ENTRIES SHOWN ▸

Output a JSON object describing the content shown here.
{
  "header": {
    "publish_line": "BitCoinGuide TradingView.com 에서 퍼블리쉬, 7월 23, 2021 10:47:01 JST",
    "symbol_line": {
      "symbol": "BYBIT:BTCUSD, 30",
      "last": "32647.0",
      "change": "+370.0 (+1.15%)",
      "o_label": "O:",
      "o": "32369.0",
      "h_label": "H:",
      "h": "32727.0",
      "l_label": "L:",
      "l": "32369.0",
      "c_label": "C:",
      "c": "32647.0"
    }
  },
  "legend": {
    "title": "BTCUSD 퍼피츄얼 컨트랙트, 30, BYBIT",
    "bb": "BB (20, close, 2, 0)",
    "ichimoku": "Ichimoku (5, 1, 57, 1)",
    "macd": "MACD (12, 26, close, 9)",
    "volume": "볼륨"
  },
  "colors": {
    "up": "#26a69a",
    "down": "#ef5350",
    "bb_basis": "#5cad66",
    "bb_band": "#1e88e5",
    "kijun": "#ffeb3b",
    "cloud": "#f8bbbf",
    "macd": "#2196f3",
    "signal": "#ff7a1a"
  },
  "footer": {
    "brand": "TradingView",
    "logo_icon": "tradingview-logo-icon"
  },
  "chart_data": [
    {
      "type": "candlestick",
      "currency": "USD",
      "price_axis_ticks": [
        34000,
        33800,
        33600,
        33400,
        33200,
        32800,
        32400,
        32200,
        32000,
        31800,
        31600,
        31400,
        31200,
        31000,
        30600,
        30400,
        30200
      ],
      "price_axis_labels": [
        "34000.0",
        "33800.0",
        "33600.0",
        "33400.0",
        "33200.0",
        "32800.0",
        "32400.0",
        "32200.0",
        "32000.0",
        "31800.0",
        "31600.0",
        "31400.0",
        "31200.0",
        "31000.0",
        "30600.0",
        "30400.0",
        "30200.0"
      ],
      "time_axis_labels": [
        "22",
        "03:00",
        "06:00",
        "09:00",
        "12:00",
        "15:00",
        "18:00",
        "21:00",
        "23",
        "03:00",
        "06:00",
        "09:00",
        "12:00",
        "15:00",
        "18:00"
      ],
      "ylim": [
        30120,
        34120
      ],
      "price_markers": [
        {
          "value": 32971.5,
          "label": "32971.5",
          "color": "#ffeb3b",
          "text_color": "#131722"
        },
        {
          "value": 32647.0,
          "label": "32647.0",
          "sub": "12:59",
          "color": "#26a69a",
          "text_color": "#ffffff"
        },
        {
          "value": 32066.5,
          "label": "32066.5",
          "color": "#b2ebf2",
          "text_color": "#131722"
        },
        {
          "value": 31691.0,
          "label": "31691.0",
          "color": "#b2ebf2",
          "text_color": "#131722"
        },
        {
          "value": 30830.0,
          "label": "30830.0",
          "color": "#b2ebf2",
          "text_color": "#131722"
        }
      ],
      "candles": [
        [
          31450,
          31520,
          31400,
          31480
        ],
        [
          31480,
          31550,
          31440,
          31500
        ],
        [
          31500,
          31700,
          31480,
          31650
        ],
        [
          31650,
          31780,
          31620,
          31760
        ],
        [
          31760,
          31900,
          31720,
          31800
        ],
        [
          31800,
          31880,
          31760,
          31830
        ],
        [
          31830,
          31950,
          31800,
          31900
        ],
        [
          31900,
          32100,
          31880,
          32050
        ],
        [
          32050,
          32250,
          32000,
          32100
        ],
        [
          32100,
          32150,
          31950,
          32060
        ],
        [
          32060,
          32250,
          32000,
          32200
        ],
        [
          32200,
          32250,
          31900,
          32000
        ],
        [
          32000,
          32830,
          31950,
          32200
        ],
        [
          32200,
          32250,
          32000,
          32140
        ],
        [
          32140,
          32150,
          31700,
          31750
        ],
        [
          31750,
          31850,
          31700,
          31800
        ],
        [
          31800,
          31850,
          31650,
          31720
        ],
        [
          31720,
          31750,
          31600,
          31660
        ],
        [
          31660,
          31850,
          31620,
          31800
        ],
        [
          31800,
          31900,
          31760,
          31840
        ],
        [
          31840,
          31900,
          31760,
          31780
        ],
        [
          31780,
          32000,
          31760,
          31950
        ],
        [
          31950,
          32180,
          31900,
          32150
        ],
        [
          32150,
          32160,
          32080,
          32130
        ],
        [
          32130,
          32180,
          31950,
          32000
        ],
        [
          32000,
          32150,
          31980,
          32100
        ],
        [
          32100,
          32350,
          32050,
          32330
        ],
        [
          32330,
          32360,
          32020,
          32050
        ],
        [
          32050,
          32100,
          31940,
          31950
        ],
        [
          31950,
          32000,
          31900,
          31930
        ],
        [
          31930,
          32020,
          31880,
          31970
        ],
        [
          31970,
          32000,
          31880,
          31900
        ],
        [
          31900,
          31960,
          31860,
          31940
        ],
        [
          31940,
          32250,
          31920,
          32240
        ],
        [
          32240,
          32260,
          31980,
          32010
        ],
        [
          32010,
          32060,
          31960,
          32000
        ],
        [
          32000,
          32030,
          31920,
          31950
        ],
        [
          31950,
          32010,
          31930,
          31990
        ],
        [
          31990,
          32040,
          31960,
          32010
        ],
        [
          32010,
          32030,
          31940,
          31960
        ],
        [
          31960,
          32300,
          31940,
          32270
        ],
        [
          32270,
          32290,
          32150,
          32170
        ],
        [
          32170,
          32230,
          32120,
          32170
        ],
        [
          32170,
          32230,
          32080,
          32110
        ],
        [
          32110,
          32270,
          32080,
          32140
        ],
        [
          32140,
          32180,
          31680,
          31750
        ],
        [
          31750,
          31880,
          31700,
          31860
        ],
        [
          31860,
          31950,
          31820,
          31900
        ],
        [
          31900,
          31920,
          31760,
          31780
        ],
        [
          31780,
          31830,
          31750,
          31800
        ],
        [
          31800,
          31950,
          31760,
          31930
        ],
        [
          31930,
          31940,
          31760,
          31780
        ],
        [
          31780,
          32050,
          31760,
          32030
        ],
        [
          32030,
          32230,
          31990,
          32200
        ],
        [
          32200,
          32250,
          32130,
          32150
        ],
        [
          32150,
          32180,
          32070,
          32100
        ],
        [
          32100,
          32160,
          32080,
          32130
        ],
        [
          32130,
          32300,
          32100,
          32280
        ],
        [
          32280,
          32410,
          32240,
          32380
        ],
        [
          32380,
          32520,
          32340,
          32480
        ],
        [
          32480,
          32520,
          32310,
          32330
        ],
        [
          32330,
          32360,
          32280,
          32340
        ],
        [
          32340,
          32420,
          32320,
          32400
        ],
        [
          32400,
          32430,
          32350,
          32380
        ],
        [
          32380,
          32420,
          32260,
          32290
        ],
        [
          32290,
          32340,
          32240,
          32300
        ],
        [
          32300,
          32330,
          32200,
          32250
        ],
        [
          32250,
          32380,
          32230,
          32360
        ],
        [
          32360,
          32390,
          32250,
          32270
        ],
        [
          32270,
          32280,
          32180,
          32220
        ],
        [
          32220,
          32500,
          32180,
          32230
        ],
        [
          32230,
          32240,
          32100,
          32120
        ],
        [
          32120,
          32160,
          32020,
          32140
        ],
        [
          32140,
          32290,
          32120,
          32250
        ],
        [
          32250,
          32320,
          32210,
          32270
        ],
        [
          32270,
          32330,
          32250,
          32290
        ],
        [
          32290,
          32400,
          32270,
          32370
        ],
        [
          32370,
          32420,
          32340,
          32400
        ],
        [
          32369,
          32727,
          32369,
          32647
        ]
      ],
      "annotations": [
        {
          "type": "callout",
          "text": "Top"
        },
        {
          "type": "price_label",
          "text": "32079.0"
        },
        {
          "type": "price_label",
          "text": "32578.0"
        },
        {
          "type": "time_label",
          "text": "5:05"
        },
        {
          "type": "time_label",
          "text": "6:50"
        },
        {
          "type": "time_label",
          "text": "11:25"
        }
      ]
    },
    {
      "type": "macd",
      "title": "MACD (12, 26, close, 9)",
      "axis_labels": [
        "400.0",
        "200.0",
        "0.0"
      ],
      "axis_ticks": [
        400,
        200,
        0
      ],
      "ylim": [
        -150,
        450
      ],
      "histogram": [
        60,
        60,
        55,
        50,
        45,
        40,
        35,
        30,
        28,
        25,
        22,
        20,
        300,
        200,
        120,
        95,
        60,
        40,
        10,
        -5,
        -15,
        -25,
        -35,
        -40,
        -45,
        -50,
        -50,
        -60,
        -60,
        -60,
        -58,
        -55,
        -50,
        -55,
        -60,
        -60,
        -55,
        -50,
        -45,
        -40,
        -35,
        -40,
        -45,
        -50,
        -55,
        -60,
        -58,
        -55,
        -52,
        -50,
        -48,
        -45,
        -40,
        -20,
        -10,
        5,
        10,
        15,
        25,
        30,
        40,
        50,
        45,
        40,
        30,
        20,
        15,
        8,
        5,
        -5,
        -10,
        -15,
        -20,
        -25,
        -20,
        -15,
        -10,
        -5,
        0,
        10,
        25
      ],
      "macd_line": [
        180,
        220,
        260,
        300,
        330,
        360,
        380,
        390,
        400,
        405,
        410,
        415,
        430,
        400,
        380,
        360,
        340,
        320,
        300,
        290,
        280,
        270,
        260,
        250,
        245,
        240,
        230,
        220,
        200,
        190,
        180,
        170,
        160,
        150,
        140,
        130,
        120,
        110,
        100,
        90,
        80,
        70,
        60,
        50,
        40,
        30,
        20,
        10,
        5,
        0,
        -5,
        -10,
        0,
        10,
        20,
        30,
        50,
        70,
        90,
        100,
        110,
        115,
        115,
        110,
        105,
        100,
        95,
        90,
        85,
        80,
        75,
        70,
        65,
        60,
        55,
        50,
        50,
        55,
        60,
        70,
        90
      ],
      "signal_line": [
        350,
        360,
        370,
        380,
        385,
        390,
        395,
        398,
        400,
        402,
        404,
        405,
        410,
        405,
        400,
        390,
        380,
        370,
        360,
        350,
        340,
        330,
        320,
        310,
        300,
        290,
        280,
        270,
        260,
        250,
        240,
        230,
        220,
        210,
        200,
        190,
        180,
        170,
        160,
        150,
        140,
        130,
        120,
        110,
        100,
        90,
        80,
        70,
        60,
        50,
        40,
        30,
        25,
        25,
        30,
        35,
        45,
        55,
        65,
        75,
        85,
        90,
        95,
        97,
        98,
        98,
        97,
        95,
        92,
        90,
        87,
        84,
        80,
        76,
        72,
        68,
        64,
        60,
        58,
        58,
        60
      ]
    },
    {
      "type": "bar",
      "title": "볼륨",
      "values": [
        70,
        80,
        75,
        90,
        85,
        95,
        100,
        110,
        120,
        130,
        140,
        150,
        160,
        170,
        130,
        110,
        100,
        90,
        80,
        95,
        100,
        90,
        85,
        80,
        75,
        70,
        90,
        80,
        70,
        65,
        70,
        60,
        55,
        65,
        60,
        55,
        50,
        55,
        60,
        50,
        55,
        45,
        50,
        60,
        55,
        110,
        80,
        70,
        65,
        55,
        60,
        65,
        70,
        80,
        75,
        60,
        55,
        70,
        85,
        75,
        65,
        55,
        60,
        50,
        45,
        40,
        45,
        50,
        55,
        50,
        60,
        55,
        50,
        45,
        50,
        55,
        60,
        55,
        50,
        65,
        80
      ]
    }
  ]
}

AIM ▸
Select and copy every line from the records that includes the word "close".

FINISHED TASK ▸
    "bb": "BB (20, close, 2, 0)",
    "macd": "MACD (12, 26, close, 9)",
      "title": "MACD (12, 26, close, 9)",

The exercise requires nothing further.